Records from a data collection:
>> BEGIN

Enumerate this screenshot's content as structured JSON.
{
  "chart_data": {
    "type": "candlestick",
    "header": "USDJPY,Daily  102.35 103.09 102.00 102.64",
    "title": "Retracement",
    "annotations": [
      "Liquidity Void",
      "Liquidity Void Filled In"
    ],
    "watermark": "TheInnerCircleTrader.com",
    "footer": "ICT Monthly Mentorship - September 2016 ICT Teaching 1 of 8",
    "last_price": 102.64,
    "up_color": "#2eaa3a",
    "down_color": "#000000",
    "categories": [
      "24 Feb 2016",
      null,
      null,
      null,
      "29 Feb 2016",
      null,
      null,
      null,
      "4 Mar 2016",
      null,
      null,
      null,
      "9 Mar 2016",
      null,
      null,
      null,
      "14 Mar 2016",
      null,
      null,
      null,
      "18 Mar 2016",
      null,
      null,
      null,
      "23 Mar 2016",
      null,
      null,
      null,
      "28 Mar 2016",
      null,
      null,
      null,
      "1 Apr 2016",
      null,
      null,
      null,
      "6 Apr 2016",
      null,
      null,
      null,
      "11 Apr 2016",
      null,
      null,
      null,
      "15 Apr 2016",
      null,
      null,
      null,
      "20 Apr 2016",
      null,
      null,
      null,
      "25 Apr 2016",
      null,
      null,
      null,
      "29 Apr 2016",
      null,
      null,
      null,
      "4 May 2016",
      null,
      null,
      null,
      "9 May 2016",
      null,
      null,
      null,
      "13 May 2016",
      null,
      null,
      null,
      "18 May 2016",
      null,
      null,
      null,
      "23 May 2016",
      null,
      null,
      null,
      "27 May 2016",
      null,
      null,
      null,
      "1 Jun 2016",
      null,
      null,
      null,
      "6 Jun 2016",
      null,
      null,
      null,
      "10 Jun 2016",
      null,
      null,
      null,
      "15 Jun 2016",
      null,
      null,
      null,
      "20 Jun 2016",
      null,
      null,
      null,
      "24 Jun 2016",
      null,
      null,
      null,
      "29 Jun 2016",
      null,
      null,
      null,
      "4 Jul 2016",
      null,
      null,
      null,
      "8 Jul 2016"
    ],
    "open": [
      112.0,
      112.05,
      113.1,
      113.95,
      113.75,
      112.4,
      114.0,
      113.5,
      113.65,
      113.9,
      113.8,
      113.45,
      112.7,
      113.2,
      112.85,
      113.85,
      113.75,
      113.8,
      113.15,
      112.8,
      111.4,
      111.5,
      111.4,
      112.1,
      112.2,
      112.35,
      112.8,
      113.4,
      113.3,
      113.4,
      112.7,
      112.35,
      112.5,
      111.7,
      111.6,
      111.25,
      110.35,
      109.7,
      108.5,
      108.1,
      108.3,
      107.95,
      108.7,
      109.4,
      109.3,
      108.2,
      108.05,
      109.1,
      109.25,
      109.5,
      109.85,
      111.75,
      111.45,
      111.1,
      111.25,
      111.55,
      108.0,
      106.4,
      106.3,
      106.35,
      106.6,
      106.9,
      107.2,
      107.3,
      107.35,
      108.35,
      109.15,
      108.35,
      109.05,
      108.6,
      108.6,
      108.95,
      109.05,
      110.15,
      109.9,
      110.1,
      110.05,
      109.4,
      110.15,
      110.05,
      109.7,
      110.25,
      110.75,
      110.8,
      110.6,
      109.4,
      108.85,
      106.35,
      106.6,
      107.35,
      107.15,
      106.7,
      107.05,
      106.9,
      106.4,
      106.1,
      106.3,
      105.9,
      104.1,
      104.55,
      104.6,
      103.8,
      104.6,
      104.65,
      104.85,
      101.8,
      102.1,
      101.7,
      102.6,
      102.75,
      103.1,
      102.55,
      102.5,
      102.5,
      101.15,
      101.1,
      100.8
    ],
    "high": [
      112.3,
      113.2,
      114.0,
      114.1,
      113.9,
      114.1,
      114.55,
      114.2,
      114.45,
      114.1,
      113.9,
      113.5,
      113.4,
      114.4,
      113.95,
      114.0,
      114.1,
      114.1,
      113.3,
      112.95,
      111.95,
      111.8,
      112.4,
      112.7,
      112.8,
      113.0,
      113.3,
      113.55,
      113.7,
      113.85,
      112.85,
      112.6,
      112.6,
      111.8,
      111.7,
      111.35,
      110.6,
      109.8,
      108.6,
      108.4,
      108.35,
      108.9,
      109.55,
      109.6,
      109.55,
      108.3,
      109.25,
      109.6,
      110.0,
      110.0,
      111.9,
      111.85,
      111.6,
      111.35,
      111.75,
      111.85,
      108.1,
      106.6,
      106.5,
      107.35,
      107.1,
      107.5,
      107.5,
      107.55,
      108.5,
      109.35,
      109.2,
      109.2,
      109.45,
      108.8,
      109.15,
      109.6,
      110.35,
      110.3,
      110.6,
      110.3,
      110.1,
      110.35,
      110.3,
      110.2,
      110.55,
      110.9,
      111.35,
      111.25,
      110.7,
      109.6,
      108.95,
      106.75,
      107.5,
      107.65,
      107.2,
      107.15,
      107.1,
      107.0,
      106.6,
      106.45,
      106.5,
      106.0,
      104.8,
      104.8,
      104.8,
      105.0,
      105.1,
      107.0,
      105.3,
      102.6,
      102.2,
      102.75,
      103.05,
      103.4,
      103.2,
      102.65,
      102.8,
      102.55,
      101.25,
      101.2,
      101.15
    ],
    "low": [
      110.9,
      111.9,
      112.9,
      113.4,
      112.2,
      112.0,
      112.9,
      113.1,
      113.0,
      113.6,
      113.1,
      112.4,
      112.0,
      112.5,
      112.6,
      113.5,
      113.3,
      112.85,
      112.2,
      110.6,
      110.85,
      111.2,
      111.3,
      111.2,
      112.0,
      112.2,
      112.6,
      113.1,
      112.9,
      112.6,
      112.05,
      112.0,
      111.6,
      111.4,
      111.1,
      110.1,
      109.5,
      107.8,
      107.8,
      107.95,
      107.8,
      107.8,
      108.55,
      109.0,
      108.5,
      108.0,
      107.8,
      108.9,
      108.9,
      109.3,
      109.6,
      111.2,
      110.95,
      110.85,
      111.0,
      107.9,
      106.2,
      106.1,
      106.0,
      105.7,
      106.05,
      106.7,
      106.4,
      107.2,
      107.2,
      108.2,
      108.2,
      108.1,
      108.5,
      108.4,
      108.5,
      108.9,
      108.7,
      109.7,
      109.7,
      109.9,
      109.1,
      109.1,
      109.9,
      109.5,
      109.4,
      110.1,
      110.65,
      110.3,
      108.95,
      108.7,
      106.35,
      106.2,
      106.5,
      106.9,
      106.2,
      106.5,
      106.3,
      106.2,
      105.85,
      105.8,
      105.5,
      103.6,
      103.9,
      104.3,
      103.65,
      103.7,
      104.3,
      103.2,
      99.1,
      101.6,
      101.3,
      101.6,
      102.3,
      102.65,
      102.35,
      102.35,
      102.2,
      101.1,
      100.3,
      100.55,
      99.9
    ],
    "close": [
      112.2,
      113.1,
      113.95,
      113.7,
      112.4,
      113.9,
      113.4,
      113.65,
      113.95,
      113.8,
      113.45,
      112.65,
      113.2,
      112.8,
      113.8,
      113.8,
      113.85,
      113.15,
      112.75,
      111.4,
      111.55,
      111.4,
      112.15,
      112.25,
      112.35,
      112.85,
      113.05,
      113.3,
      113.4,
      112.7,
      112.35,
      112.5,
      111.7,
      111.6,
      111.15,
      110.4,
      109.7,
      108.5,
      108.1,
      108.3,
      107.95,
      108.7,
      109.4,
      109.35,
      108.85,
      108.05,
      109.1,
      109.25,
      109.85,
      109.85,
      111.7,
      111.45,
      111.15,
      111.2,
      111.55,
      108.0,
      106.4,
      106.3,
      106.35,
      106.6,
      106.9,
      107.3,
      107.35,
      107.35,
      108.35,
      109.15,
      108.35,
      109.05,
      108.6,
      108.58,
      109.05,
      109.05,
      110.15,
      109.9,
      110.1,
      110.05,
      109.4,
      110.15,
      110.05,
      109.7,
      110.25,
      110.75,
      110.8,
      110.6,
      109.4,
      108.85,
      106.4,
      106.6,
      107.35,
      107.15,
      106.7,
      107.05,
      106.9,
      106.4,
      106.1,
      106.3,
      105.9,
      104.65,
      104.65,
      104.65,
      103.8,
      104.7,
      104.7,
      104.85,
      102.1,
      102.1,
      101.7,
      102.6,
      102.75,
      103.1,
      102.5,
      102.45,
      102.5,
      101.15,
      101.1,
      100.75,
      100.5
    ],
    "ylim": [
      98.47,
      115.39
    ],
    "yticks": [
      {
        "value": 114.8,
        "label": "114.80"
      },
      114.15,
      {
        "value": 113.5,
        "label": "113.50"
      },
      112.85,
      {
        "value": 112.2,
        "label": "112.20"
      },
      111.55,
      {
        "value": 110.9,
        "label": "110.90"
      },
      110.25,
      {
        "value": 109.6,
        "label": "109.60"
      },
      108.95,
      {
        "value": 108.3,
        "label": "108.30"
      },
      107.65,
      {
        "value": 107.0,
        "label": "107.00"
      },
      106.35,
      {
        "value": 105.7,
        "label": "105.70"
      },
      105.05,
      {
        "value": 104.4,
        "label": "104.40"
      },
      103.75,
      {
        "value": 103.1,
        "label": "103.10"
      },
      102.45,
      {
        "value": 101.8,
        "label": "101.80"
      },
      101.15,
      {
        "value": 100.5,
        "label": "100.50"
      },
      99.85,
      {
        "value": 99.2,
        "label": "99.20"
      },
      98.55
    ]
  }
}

>> END

» **Given request**: Find the word "Liquidity" and list each line it appears in.

» **Worked solution**:
      "Liquidity Void",
      "Liquidity Void Filled In"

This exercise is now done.